Aim of the task:
Exactly repeat the full listing that follows.

◆ ◆ ◆

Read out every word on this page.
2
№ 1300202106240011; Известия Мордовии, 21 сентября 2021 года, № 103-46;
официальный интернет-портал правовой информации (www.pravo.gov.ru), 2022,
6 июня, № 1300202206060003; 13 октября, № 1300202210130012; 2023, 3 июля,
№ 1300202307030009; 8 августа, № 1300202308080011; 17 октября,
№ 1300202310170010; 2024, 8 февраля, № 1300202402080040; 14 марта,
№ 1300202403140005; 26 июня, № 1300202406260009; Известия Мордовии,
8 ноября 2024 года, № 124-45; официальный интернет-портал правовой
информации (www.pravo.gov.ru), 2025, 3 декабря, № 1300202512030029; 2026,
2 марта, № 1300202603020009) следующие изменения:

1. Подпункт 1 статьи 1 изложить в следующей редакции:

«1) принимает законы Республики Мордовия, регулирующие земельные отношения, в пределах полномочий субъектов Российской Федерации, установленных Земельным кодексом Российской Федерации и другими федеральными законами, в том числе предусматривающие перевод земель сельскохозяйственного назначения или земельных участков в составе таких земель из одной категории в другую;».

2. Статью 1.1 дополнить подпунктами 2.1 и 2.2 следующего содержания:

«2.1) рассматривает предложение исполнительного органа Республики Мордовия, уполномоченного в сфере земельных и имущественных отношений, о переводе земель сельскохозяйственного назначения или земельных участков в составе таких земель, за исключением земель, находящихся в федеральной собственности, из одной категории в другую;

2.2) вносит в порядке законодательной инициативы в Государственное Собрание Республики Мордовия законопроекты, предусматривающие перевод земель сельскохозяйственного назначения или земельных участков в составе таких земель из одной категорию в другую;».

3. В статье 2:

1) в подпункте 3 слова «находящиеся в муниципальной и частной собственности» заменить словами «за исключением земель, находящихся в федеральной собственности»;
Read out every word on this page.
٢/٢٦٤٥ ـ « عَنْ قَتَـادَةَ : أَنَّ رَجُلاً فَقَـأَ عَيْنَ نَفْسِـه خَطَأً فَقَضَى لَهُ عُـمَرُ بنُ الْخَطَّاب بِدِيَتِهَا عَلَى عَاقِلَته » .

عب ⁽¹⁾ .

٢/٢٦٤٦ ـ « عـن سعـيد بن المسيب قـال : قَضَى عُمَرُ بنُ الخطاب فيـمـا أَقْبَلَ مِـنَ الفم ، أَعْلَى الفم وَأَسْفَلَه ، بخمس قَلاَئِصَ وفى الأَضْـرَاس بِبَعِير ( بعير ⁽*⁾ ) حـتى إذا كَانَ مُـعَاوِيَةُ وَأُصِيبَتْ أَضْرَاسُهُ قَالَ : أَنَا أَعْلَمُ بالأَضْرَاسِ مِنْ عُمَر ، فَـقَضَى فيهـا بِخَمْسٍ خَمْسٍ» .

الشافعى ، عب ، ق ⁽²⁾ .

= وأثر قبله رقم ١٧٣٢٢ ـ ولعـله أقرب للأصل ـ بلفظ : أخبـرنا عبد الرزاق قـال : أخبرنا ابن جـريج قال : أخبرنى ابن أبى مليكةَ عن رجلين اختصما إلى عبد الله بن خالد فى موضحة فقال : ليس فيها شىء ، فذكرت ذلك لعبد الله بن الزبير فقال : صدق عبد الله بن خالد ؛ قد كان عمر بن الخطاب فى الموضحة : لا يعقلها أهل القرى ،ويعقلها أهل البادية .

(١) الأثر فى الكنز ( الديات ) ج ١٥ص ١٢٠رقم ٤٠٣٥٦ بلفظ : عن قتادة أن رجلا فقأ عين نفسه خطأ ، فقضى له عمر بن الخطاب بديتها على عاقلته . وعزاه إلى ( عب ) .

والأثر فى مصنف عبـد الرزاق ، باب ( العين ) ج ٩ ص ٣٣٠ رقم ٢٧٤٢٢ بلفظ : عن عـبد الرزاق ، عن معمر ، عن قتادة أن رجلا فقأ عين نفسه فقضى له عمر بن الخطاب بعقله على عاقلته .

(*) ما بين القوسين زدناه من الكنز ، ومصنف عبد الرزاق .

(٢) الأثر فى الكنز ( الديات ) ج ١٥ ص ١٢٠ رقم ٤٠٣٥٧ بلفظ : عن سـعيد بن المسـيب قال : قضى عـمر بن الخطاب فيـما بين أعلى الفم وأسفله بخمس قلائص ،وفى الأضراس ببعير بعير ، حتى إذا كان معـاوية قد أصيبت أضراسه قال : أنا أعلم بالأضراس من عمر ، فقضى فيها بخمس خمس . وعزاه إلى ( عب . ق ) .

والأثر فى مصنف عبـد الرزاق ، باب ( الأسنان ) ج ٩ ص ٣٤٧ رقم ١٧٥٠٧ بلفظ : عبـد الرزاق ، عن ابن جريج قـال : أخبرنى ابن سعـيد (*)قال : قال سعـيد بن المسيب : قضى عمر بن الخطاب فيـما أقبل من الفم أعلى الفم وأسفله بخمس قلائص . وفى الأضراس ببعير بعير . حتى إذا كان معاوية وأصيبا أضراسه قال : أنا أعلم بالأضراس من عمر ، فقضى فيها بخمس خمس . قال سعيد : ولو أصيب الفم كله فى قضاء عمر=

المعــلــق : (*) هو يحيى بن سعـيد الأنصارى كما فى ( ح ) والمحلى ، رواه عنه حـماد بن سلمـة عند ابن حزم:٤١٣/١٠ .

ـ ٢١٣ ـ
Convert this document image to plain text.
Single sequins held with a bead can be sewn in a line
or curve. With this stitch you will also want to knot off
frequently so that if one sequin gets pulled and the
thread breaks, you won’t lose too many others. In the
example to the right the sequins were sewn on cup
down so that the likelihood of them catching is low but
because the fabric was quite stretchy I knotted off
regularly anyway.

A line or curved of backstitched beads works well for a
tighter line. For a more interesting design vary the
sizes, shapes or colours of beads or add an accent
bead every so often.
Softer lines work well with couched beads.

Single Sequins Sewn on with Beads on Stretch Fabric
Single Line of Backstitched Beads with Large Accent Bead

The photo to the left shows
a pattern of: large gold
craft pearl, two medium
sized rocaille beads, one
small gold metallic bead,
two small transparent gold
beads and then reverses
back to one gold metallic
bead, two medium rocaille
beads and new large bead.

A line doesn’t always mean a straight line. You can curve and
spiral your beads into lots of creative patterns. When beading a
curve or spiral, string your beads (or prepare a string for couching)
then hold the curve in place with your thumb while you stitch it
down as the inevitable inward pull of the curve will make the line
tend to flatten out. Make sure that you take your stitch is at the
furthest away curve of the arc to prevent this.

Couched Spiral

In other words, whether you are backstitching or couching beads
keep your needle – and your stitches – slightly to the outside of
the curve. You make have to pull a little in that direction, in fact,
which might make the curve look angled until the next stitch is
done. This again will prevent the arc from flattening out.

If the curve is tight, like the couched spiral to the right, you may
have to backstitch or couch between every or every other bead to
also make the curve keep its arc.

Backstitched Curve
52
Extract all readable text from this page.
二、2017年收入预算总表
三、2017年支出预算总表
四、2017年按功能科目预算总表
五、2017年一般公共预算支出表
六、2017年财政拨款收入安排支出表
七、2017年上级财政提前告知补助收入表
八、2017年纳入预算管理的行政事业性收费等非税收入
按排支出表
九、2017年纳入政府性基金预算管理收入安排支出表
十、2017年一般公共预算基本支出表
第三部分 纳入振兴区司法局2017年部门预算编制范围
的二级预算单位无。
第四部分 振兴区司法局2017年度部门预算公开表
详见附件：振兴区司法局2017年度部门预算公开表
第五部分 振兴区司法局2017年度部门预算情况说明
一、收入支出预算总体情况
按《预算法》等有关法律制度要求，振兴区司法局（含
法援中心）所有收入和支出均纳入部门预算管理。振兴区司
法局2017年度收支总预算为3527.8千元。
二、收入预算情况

◆ ◆ ◆

Output of the task:
Read out every word on this page.
2
№ 1300202106240011; Известия Мордовии, 21 сентября 2021 года, № 103-46;
официальный интернет-портал правовой информации (www.pravo.gov.ru), 2022,
6 июня, № 1300202206060003; 13 октября, № 1300202210130012; 2023, 3 июля,
№ 1300202307030009; 8 августа, № 1300202308080011; 17 октября,
№ 1300202310170010; 2024, 8 февраля, № 1300202402080040; 14 марта,
№ 1300202403140005; 26 июня, № 1300202406260009; Известия Мордовии,
8 ноября 2024 года, № 124-45; официальный интернет-портал правовой
информации (www.pravo.gov.ru), 2025, 3 декабря, № 1300202512030029; 2026,
2 марта, № 1300202603020009) следующие изменения:

1. Подпункт 1 статьи 1 изложить в следующей редакции:

«1) принимает законы Республики Мордовия, регулирующие земельные отношения, в пределах полномочий субъектов Российской Федерации, установленных Земельным кодексом Российской Федерации и другими федеральными законами, в том числе предусматривающие перевод земель сельскохозяйственного назначения или земельных участков в составе таких земель из одной категории в другую;».

2. Статью 1.1 дополнить подпунктами 2.1 и 2.2 следующего содержания:

«2.1) рассматривает предложение исполнительного органа Республики Мордовия, уполномоченного в сфере земельных и имущественных отношений, о переводе земель сельскохозяйственного назначения или земельных участков в составе таких земель, за исключением земель, находящихся в федеральной собственности, из одной категории в другую;

2.2) вносит в порядке законодательной инициативы в Государственное Собрание Республики Мордовия законопроекты, предусматривающие перевод земель сельскохозяйственного назначения или земельных участков в составе таких земель из одной категорию в другую;».

3. В статье 2:

1) в подпункте 3 слова «находящиеся в муниципальной и частной собственности» заменить словами «за исключением земель, находящихся в федеральной собственности»;
Read out every word on this page.
٢/٢٦٤٥ ـ « عَنْ قَتَـادَةَ : أَنَّ رَجُلاً فَقَـأَ عَيْنَ نَفْسِـه خَطَأً فَقَضَى لَهُ عُـمَرُ بنُ الْخَطَّاب بِدِيَتِهَا عَلَى عَاقِلَته » .

عب ⁽¹⁾ .

٢/٢٦٤٦ ـ « عـن سعـيد بن المسيب قـال : قَضَى عُمَرُ بنُ الخطاب فيـمـا أَقْبَلَ مِـنَ الفم ، أَعْلَى الفم وَأَسْفَلَه ، بخمس قَلاَئِصَ وفى الأَضْـرَاس بِبَعِير ( بعير ⁽*⁾ ) حـتى إذا كَانَ مُـعَاوِيَةُ وَأُصِيبَتْ أَضْرَاسُهُ قَالَ : أَنَا أَعْلَمُ بالأَضْرَاسِ مِنْ عُمَر ، فَـقَضَى فيهـا بِخَمْسٍ خَمْسٍ» .

الشافعى ، عب ، ق ⁽²⁾ .

= وأثر قبله رقم ١٧٣٢٢ ـ ولعـله أقرب للأصل ـ بلفظ : أخبـرنا عبد الرزاق قـال : أخبرنا ابن جـريج قال : أخبرنى ابن أبى مليكةَ عن رجلين اختصما إلى عبد الله بن خالد فى موضحة فقال : ليس فيها شىء ، فذكرت ذلك لعبد الله بن الزبير فقال : صدق عبد الله بن خالد ؛ قد كان عمر بن الخطاب فى الموضحة : لا يعقلها أهل القرى ،ويعقلها أهل البادية .

(١) الأثر فى الكنز ( الديات ) ج ١٥ص ١٢٠رقم ٤٠٣٥٦ بلفظ : عن قتادة أن رجلا فقأ عين نفسه خطأ ، فقضى له عمر بن الخطاب بديتها على عاقلته . وعزاه إلى ( عب ) .

والأثر فى مصنف عبـد الرزاق ، باب ( العين ) ج ٩ ص ٣٣٠ رقم ٢٧٤٢٢ بلفظ : عن عـبد الرزاق ، عن معمر ، عن قتادة أن رجلا فقأ عين نفسه فقضى له عمر بن الخطاب بعقله على عاقلته .

(*) ما بين القوسين زدناه من الكنز ، ومصنف عبد الرزاق .

(٢) الأثر فى الكنز ( الديات ) ج ١٥ ص ١٢٠ رقم ٤٠٣٥٧ بلفظ : عن سـعيد بن المسـيب قال : قضى عـمر بن الخطاب فيـما بين أعلى الفم وأسفله بخمس قلائص ،وفى الأضراس ببعير بعير ، حتى إذا كان معـاوية قد أصيبت أضراسه قال : أنا أعلم بالأضراس من عمر ، فقضى فيها بخمس خمس . وعزاه إلى ( عب . ق ) .

والأثر فى مصنف عبـد الرزاق ، باب ( الأسنان ) ج ٩ ص ٣٤٧ رقم ١٧٥٠٧ بلفظ : عبـد الرزاق ، عن ابن جريج قـال : أخبرنى ابن سعـيد (*)قال : قال سعـيد بن المسيب : قضى عمر بن الخطاب فيـما أقبل من الفم أعلى الفم وأسفله بخمس قلائص . وفى الأضراس ببعير بعير . حتى إذا كان معاوية وأصيبا أضراسه قال : أنا أعلم بالأضراس من عمر ، فقضى فيها بخمس خمس . قال سعيد : ولو أصيب الفم كله فى قضاء عمر=

المعــلــق : (*) هو يحيى بن سعـيد الأنصارى كما فى ( ح ) والمحلى ، رواه عنه حـماد بن سلمـة عند ابن حزم:٤١٣/١٠ .

ـ ٢١٣ ـ
Convert this document image to plain text.
Single sequins held with a bead can be sewn in a line
or curve. With this stitch you will also want to knot off
frequently so that if one sequin gets pulled and the
thread breaks, you won’t lose too many others. In the
example to the right the sequins were sewn on cup
down so that the likelihood of them catching is low but
because the fabric was quite stretchy I knotted off
regularly anyway.

A line or curved of backstitched beads works well for a
tighter line. For a more interesting design vary the
sizes, shapes or colours of beads or add an accent
bead every so often.
Softer lines work well with couched beads.

Single Sequins Sewn on with Beads on Stretch Fabric
Single Line of Backstitched Beads with Large Accent Bead

The photo to the left shows
a pattern of: large gold
craft pearl, two medium
sized rocaille beads, one
small gold metallic bead,
two small transparent gold
beads and then reverses
back to one gold metallic
bead, two medium rocaille
beads and new large bead.

A line doesn’t always mean a straight line. You can curve and
spiral your beads into lots of creative patterns. When beading a
curve or spiral, string your beads (or prepare a string for couching)
then hold the curve in place with your thumb while you stitch it
down as the inevitable inward pull of the curve will make the line
tend to flatten out. Make sure that you take your stitch is at the
furthest away curve of the arc to prevent this.

Couched Spiral

In other words, whether you are backstitching or couching beads
keep your needle – and your stitches – slightly to the outside of
the curve. You make have to pull a little in that direction, in fact,
which might make the curve look angled until the next stitch is
done. This again will prevent the arc from flattening out.

If the curve is tight, like the couched spiral to the right, you may
have to backstitch or couch between every or every other bead to
also make the curve keep its arc.

Backstitched Curve
52
Extract all readable text from this page.
二、2017年收入预算总表
三、2017年支出预算总表
四、2017年按功能科目预算总表
五、2017年一般公共预算支出表
六、2017年财政拨款收入安排支出表
七、2017年上级财政提前告知补助收入表
八、2017年纳入预算管理的行政事业性收费等非税收入
按排支出表
九、2017年纳入政府性基金预算管理收入安排支出表
十、2017年一般公共预算基本支出表
第三部分 纳入振兴区司法局2017年部门预算编制范围
的二级预算单位无。
第四部分 振兴区司法局2017年度部门预算公开表
详见附件：振兴区司法局2017年度部门预算公开表
第五部分 振兴区司法局2017年度部门预算情况说明
一、收入支出预算总体情况
按《预算法》等有关法律制度要求，振兴区司法局（含
法援中心）所有收入和支出均纳入部门预算管理。振兴区司
法局2017年度收支总预算为3527.8千元。
二、收入预算情况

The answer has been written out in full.